[Data to process start]

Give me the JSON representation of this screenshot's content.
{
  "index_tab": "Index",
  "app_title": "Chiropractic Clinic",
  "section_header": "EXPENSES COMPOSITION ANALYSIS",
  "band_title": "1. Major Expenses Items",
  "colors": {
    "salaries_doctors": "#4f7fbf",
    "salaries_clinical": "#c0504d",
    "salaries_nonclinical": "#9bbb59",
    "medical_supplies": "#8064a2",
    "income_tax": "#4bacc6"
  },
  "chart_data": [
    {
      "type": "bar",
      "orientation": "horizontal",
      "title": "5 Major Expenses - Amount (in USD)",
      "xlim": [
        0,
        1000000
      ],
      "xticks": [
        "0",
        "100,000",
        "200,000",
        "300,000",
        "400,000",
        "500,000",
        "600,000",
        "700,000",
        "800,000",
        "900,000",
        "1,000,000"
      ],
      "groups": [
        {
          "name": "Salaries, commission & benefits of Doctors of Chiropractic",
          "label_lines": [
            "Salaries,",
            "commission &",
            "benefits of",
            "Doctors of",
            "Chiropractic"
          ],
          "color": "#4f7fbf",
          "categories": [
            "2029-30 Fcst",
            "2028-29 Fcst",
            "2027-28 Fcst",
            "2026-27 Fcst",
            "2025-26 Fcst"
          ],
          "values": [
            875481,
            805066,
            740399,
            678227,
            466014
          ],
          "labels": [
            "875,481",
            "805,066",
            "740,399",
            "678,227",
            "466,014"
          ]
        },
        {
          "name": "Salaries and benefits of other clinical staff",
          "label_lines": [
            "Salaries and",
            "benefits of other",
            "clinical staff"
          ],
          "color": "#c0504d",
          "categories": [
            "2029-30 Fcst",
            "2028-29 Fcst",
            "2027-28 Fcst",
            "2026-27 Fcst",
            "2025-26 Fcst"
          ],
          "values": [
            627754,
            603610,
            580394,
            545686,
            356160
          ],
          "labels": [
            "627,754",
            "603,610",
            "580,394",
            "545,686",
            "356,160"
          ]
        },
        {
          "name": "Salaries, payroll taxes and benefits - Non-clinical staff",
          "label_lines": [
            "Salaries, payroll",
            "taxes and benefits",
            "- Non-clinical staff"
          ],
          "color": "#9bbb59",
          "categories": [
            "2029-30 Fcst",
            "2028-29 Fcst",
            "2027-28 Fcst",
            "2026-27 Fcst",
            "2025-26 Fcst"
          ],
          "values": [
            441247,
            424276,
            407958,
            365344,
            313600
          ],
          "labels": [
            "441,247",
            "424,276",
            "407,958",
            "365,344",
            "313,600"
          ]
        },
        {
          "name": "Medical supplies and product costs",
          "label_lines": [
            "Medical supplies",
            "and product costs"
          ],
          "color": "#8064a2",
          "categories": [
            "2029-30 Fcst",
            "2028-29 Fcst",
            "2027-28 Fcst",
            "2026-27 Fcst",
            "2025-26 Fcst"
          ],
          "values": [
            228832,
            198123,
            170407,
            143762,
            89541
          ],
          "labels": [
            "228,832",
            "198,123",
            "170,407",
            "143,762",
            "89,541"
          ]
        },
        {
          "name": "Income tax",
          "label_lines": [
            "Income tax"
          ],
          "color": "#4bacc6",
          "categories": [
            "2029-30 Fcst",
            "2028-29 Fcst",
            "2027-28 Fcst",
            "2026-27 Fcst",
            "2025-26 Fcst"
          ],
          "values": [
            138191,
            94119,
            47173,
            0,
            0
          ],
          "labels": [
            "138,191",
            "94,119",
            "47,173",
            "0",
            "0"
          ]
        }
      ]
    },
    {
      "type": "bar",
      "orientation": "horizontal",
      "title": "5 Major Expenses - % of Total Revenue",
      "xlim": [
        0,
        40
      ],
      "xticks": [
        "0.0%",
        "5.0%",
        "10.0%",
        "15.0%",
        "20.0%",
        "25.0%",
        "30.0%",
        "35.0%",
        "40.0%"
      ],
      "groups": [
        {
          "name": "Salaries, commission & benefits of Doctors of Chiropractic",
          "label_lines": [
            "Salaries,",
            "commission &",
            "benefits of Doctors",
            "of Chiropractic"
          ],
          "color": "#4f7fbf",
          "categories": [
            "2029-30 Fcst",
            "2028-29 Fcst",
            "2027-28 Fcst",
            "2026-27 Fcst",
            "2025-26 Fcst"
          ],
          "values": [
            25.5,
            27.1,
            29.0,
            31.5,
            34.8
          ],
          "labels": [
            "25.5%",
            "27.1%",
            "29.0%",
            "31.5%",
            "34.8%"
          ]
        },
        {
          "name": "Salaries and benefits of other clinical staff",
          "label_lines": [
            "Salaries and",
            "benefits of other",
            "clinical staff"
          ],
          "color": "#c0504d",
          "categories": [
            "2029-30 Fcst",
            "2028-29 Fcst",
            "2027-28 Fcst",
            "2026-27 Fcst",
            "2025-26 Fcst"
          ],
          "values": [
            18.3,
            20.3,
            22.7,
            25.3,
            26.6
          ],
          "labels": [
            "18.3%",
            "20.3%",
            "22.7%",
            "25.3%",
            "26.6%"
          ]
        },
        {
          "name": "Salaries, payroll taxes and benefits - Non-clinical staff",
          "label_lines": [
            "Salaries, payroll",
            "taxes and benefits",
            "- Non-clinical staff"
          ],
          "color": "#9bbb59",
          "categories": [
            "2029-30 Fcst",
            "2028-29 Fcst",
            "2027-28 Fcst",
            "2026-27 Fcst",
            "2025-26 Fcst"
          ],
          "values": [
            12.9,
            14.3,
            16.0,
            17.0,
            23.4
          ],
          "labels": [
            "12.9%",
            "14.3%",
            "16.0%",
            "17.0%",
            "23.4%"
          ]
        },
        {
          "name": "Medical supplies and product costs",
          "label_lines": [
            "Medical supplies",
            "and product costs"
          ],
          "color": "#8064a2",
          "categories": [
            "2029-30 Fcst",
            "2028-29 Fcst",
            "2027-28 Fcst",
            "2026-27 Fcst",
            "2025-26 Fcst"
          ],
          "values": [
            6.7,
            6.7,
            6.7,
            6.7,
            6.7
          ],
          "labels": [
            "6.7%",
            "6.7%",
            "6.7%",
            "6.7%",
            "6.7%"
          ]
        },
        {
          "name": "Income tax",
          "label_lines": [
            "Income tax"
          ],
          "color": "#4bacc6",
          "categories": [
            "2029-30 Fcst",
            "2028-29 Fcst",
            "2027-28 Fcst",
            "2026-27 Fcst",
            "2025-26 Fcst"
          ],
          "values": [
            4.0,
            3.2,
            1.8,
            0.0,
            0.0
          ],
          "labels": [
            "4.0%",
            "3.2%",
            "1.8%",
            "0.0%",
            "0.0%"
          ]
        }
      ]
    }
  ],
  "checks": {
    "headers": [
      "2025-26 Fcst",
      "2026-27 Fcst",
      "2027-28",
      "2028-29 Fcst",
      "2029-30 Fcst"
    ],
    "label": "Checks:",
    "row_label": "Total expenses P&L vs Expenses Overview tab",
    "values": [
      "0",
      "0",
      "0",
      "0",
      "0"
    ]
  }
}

[Data to process end]

**Task directions:**
Copy every line of the records above that contains "Total".

**Solution to this task:**
      "title": "5 Major Expenses - % of Total Revenue",
    "row_label": "Total expenses P&L vs Expenses Overview tab",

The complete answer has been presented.